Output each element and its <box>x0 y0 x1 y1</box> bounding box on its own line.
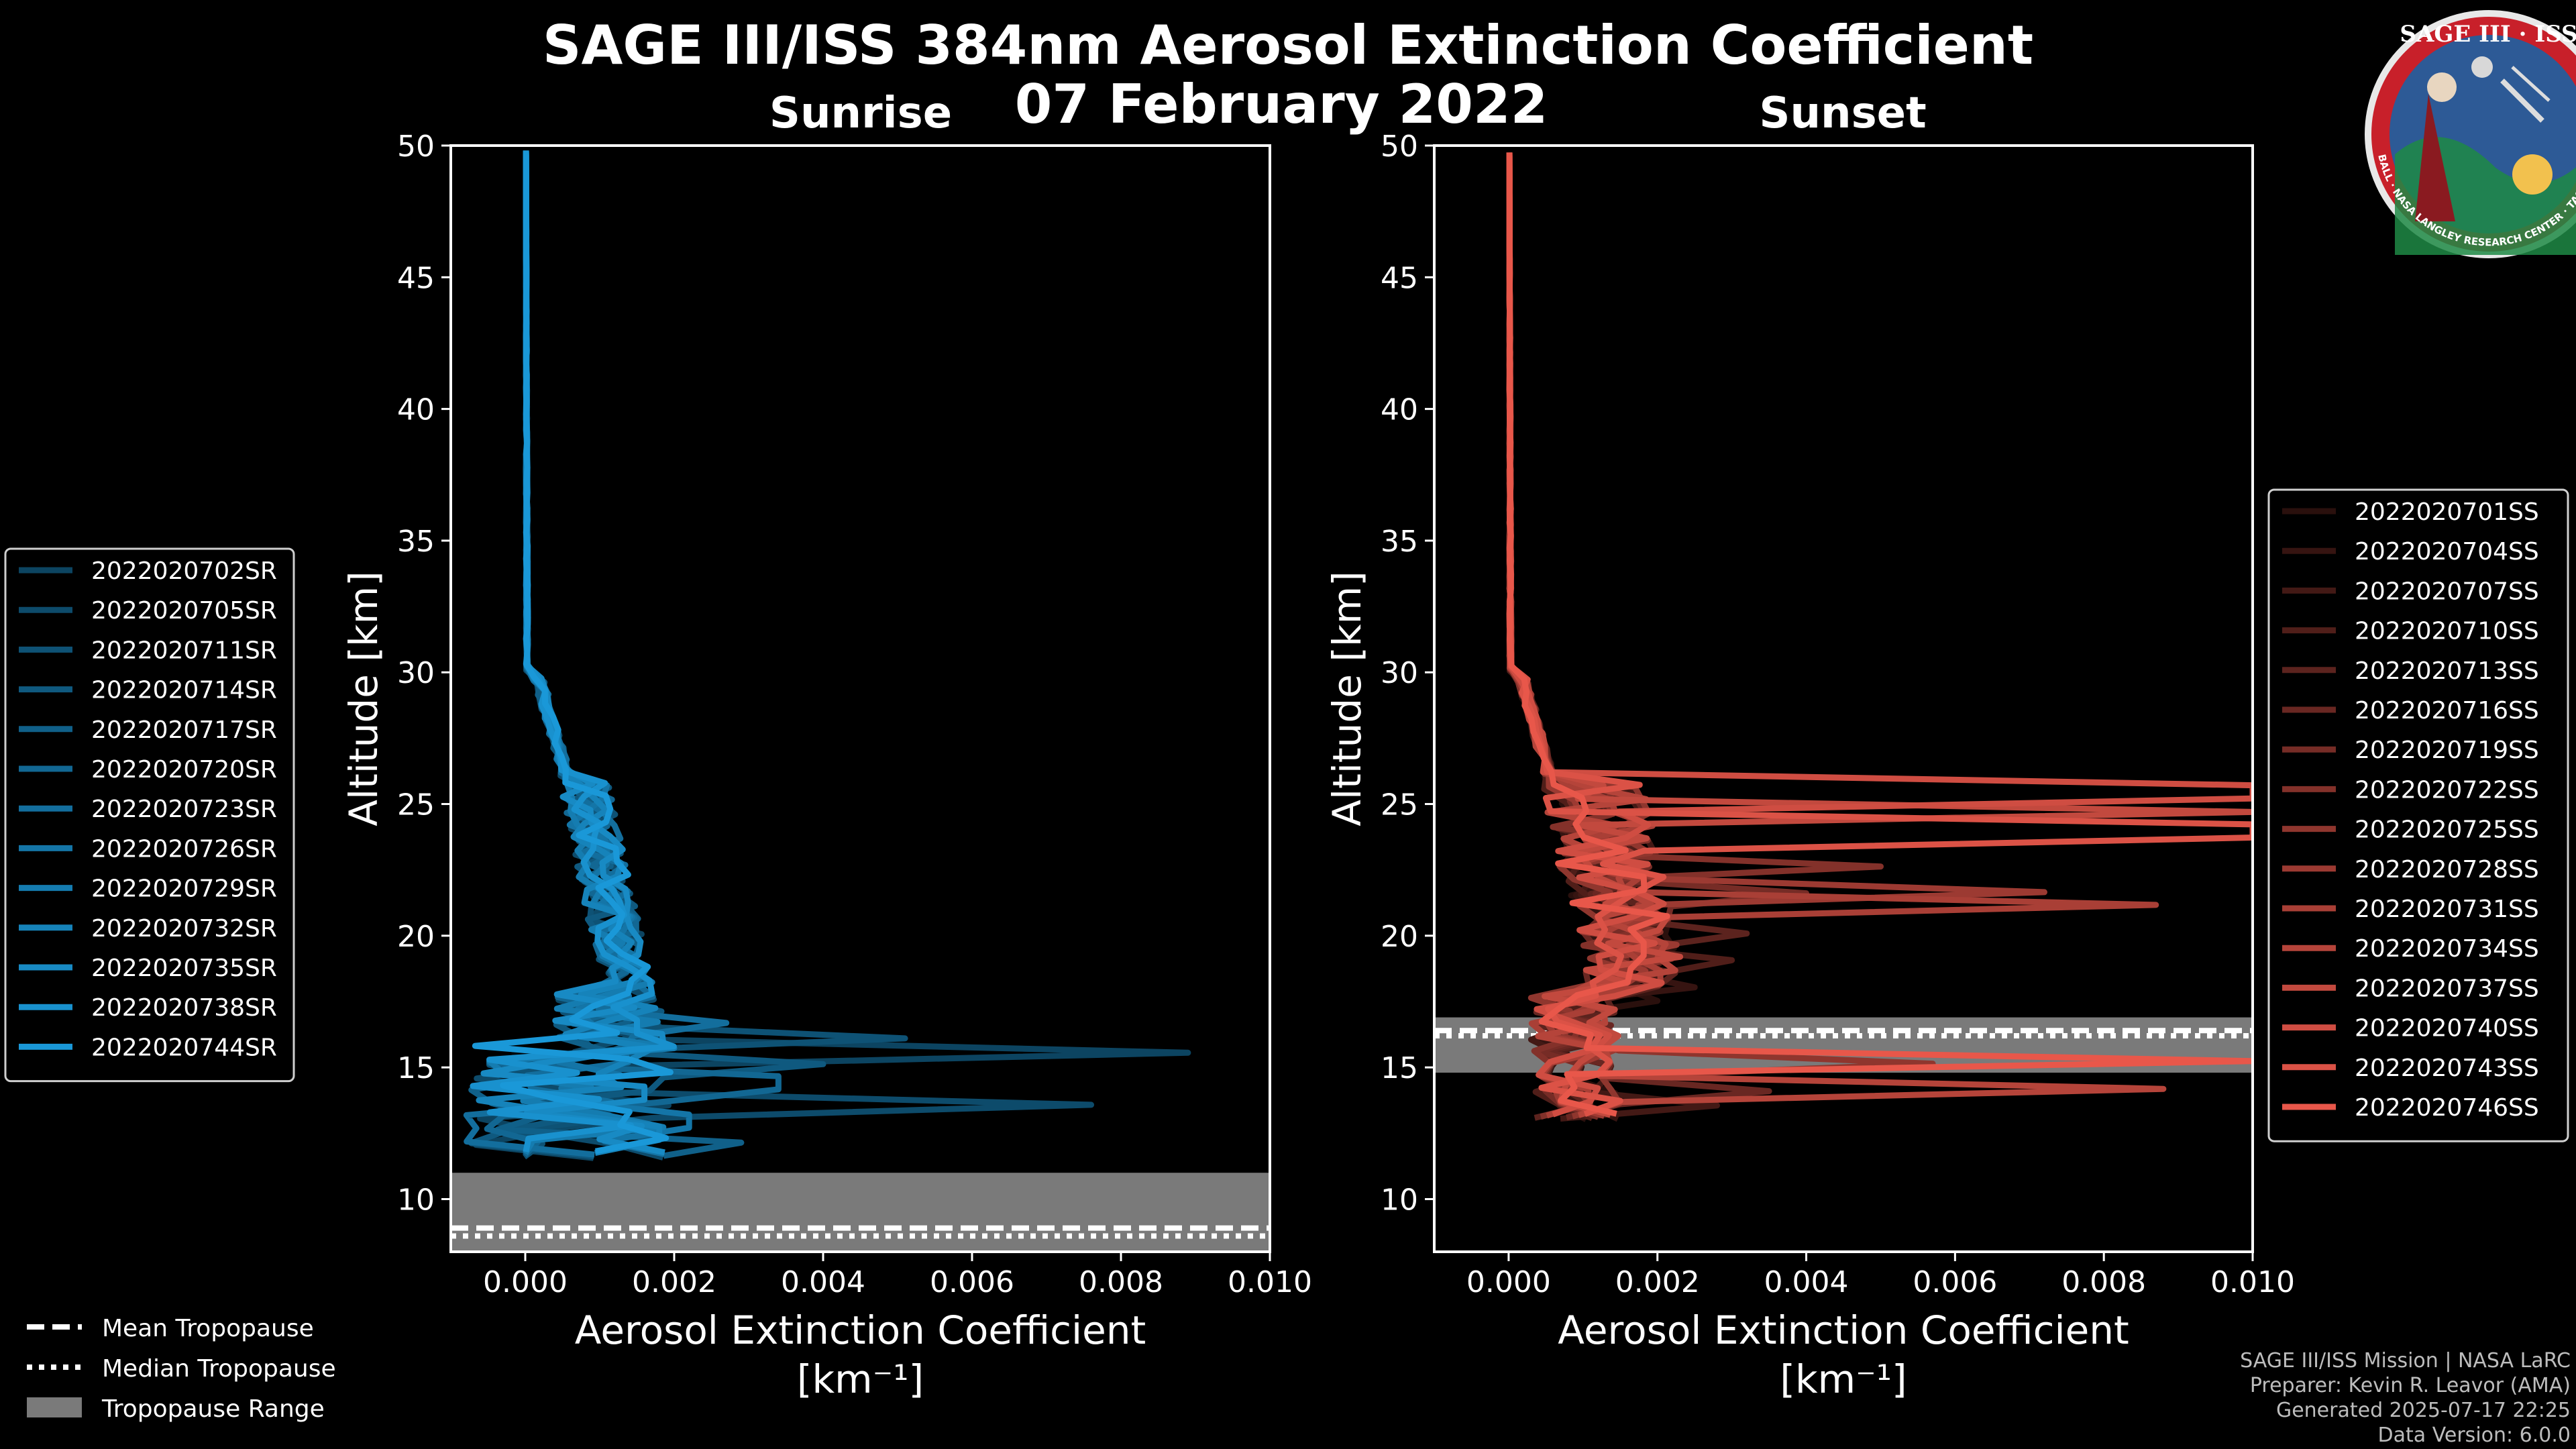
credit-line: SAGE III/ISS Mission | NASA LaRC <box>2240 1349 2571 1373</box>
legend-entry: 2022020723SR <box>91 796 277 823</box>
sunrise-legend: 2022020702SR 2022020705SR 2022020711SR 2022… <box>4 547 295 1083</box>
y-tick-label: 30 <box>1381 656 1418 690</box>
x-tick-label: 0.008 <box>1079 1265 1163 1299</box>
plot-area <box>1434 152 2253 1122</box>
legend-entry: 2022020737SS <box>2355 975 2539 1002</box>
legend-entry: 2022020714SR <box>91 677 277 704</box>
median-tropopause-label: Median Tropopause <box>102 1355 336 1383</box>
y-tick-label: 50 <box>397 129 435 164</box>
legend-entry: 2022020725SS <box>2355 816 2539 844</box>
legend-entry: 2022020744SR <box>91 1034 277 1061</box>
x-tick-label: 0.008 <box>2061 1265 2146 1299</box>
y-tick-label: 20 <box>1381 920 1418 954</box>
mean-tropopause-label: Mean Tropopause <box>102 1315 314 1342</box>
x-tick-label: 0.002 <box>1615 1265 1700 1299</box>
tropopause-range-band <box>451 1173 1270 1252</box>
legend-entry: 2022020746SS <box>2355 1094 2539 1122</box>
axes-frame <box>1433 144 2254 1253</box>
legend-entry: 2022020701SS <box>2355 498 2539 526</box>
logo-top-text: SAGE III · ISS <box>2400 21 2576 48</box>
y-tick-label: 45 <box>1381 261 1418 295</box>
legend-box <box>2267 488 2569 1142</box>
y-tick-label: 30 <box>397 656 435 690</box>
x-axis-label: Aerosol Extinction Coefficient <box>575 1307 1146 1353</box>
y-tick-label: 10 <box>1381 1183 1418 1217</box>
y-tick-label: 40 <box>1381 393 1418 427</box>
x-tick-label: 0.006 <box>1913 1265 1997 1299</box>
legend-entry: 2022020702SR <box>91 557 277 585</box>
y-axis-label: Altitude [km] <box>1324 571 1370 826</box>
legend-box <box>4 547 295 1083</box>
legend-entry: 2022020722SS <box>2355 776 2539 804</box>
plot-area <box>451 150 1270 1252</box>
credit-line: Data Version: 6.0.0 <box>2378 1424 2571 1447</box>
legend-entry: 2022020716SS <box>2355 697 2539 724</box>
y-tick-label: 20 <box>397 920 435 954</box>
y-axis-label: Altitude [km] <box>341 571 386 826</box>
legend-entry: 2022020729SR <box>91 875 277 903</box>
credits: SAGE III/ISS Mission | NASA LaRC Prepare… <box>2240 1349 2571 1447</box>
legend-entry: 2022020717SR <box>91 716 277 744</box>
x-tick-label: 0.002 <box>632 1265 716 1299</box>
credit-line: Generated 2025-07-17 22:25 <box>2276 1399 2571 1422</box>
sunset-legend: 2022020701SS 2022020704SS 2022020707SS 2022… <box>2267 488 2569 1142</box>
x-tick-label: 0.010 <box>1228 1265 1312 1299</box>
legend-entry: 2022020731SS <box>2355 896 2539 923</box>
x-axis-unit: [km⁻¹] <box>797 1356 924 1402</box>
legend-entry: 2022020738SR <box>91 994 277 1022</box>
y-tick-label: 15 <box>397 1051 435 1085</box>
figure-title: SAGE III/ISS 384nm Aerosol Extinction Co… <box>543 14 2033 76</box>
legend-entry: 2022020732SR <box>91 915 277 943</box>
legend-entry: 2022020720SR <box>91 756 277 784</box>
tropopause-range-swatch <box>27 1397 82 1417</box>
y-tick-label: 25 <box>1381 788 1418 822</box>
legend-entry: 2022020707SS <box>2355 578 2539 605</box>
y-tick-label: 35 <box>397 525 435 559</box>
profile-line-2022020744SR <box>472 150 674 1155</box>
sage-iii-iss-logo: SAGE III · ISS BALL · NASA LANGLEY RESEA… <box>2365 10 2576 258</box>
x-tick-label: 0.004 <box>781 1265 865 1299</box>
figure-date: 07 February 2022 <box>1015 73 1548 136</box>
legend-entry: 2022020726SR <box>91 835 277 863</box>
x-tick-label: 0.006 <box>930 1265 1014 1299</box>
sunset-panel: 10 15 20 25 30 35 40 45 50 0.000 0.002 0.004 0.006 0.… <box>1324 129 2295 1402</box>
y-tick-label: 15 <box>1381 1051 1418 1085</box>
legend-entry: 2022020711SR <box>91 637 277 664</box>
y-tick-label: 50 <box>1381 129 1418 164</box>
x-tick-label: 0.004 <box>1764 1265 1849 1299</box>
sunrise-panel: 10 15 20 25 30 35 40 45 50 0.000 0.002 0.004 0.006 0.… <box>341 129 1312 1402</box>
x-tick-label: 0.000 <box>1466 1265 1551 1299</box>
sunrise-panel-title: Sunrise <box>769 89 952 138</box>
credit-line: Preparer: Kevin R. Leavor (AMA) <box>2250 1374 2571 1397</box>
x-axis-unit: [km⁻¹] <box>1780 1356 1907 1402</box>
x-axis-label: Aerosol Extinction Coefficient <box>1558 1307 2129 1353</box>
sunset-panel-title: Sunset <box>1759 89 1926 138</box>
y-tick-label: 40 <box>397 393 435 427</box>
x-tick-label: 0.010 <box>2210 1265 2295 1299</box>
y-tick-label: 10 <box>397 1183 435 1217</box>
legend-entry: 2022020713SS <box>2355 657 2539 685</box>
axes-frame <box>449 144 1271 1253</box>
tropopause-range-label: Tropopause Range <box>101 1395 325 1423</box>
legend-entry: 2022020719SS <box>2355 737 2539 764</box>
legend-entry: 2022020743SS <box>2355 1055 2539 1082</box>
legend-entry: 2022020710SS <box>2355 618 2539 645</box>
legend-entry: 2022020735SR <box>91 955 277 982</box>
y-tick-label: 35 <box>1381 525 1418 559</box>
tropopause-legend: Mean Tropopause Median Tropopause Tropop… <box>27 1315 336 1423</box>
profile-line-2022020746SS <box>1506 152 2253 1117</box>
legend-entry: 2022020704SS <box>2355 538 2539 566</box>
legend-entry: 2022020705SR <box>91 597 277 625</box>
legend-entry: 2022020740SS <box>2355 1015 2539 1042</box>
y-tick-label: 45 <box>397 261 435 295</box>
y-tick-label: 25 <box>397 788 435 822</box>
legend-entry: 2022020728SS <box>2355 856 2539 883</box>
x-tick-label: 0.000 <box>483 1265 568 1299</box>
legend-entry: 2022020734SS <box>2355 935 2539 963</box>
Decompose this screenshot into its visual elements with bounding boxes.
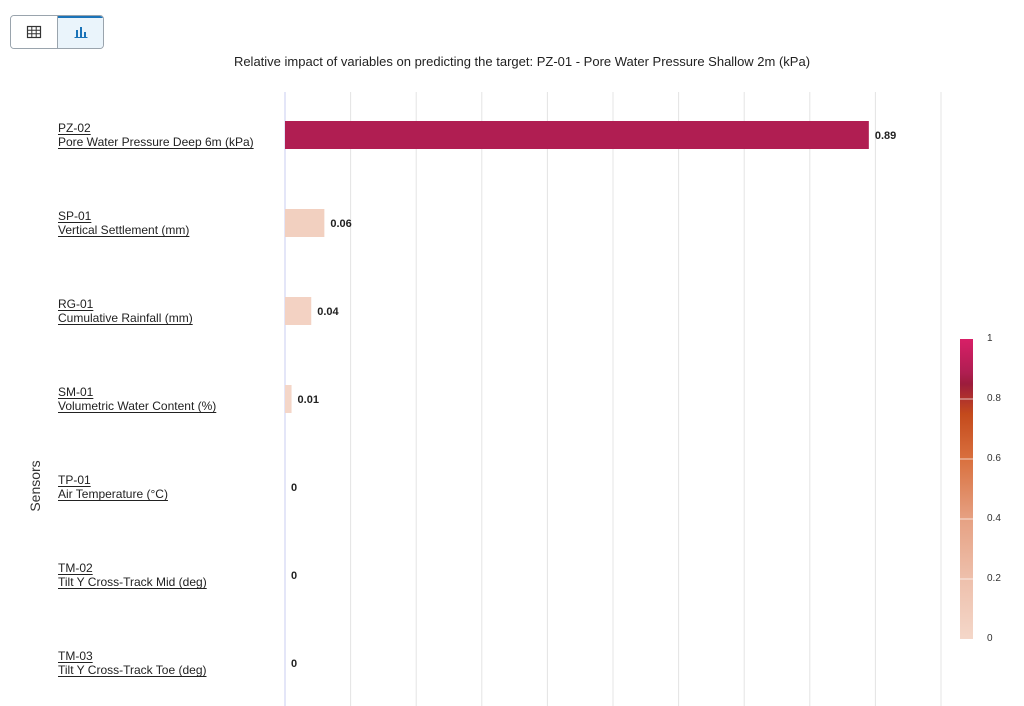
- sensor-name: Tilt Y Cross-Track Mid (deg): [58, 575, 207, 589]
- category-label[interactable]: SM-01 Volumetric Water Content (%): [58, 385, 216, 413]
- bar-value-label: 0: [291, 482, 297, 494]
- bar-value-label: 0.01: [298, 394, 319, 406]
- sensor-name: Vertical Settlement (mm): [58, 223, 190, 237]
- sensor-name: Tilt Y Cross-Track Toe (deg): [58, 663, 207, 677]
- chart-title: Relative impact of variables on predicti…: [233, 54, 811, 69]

***

Ulangi seluruh baris dalam daftar di atas tanpa mengubah satu karakter pun. Gambar tidak perlu dimasukkan ke dalam jawaban.

■ **Jawaban Latihan**:
Output each element and its <box>x0 y0 x1 y1</box> bounding box on its own line.
credit-line: SAGE III/ISS Mission | NASA LaRC <box>2240 1349 2571 1373</box>
legend-entry: 2022020723SR <box>91 796 277 823</box>
sunrise-legend: 2022020702SR 2022020705SR 2022020711SR 2022… <box>4 547 295 1083</box>
y-tick-label: 30 <box>1381 656 1418 690</box>
x-tick-label: 0.008 <box>1079 1265 1163 1299</box>
plot-area <box>1434 152 2253 1122</box>
legend-entry: 2022020737SS <box>2355 975 2539 1002</box>
legend-entry: 2022020714SR <box>91 677 277 704</box>
median-tropopause-label: Median Tropopause <box>102 1355 336 1383</box>
y-tick-label: 50 <box>397 129 435 164</box>
legend-entry: 2022020725SS <box>2355 816 2539 844</box>
legend-entry: 2022020744SR <box>91 1034 277 1061</box>
x-tick-label: 0.008 <box>2061 1265 2146 1299</box>
y-tick-label: 20 <box>1381 920 1418 954</box>
mean-tropopause-label: Mean Tropopause <box>102 1315 314 1342</box>
x-tick-label: 0.002 <box>1615 1265 1700 1299</box>
tropopause-range-band <box>451 1173 1270 1252</box>
legend-entry: 2022020746SS <box>2355 1094 2539 1122</box>
axes-frame <box>1433 144 2254 1253</box>
legend-entry: 2022020701SS <box>2355 498 2539 526</box>
logo-top-text: SAGE III · ISS <box>2400 21 2576 48</box>
y-tick-label: 45 <box>1381 261 1418 295</box>
legend-box <box>2267 488 2569 1142</box>
y-tick-label: 30 <box>397 656 435 690</box>
x-axis-label: Aerosol Extinction Coefficient <box>575 1307 1146 1353</box>
y-tick-label: 10 <box>1381 1183 1418 1217</box>
y-tick-label: 40 <box>1381 393 1418 427</box>
x-tick-label: 0.006 <box>1913 1265 1997 1299</box>
legend-entry: 2022020702SR <box>91 557 277 585</box>
y-axis-label: Altitude [km] <box>1324 571 1370 826</box>
legend-box <box>4 547 295 1083</box>
legend-entry: 2022020722SS <box>2355 776 2539 804</box>
plot-area <box>451 150 1270 1252</box>
credit-line: Data Version: 6.0.0 <box>2378 1424 2571 1447</box>
legend-entry: 2022020716SS <box>2355 697 2539 724</box>
y-tick-label: 20 <box>397 920 435 954</box>
y-axis-label: Altitude [km] <box>341 571 386 826</box>
legend-entry: 2022020729SR <box>91 875 277 903</box>
credits: SAGE III/ISS Mission | NASA LaRC Prepare… <box>2240 1349 2571 1447</box>
legend-entry: 2022020717SR <box>91 716 277 744</box>
x-tick-label: 0.002 <box>632 1265 716 1299</box>
credit-line: Generated 2025-07-17 22:25 <box>2276 1399 2571 1422</box>
sunset-legend: 2022020701SS 2022020704SS 2022020707SS 2022… <box>2267 488 2569 1142</box>
x-tick-label: 0.010 <box>1228 1265 1312 1299</box>
legend-entry: 2022020731SS <box>2355 896 2539 923</box>
x-axis-unit: [km⁻¹] <box>797 1356 924 1402</box>
legend-entry: 2022020738SR <box>91 994 277 1022</box>
y-tick-label: 15 <box>397 1051 435 1085</box>
figure-title: SAGE III/ISS 384nm Aerosol Extinction Co… <box>543 14 2033 76</box>
legend-entry: 2022020732SR <box>91 915 277 943</box>
legend-entry: 2022020720SR <box>91 756 277 784</box>
tropopause-range-swatch <box>27 1397 82 1417</box>
y-tick-label: 25 <box>1381 788 1418 822</box>
legend-entry: 2022020707SS <box>2355 578 2539 605</box>
y-tick-label: 35 <box>397 525 435 559</box>
profile-line-2022020744SR <box>472 150 674 1155</box>
sage-iii-iss-logo: SAGE III · ISS BALL · NASA LANGLEY RESEA… <box>2365 10 2576 258</box>
x-tick-label: 0.004 <box>781 1265 865 1299</box>
figure-date: 07 February 2022 <box>1015 73 1548 136</box>
legend-entry: 2022020726SR <box>91 835 277 863</box>
x-tick-label: 0.006 <box>930 1265 1014 1299</box>
sunset-panel: 10 15 20 25 30 35 40 45 50 0.000 0.002 0.004 0.006 0.… <box>1324 129 2295 1402</box>
y-tick-label: 15 <box>1381 1051 1418 1085</box>
legend-entry: 2022020711SR <box>91 637 277 664</box>
y-tick-label: 50 <box>1381 129 1418 164</box>
x-tick-label: 0.004 <box>1764 1265 1849 1299</box>
sunrise-panel: 10 15 20 25 30 35 40 45 50 0.000 0.002 0.004 0.006 0.… <box>341 129 1312 1402</box>
x-tick-label: 0.000 <box>1466 1265 1551 1299</box>
sunrise-panel-title: Sunrise <box>769 89 952 138</box>
credit-line: Preparer: Kevin R. Leavor (AMA) <box>2250 1374 2571 1397</box>
x-axis-unit: [km⁻¹] <box>1780 1356 1907 1402</box>
x-axis-label: Aerosol Extinction Coefficient <box>1558 1307 2129 1353</box>
sunset-panel-title: Sunset <box>1759 89 1926 138</box>
y-tick-label: 40 <box>397 393 435 427</box>
x-tick-label: 0.010 <box>2210 1265 2295 1299</box>
y-tick-label: 10 <box>397 1183 435 1217</box>
legend-entry: 2022020713SS <box>2355 657 2539 685</box>
axes-frame <box>449 144 1271 1253</box>
tropopause-range-label: Tropopause Range <box>101 1395 325 1423</box>
legend-entry: 2022020719SS <box>2355 737 2539 764</box>
legend-entry: 2022020743SS <box>2355 1055 2539 1082</box>
legend-entry: 2022020710SS <box>2355 618 2539 645</box>
legend-entry: 2022020735SR <box>91 955 277 982</box>
y-tick-label: 35 <box>1381 525 1418 559</box>
tropopause-legend: Mean Tropopause Median Tropopause Tropop… <box>27 1315 336 1423</box>
profile-line-2022020746SS <box>1506 152 2253 1117</box>
legend-entry: 2022020704SS <box>2355 538 2539 566</box>
legend-entry: 2022020705SR <box>91 597 277 625</box>
legend-entry: 2022020740SS <box>2355 1015 2539 1042</box>
y-tick-label: 45 <box>397 261 435 295</box>
y-tick-label: 25 <box>397 788 435 822</box>
legend-entry: 2022020728SS <box>2355 856 2539 883</box>
x-tick-label: 0.000 <box>483 1265 568 1299</box>
legend-entry: 2022020734SS <box>2355 935 2539 963</box>
Decompose this screenshot into its visual elements with bounding boxes.
- sensor-name: Tilt Y Cross-Track Mid (deg): [58, 575, 207, 589]
- category-label[interactable]: SM-01 Volumetric Water Content (%): [58, 385, 216, 413]
- bar-value-label: 0: [291, 482, 297, 494]
- bar-value-label: 0.01: [298, 394, 319, 406]
- sensor-name: Vertical Settlement (mm): [58, 223, 190, 237]
- sensor-name: Tilt Y Cross-Track Toe (deg): [58, 663, 207, 677]
- chart-title: Relative impact of variables on predicti…: [233, 54, 811, 69]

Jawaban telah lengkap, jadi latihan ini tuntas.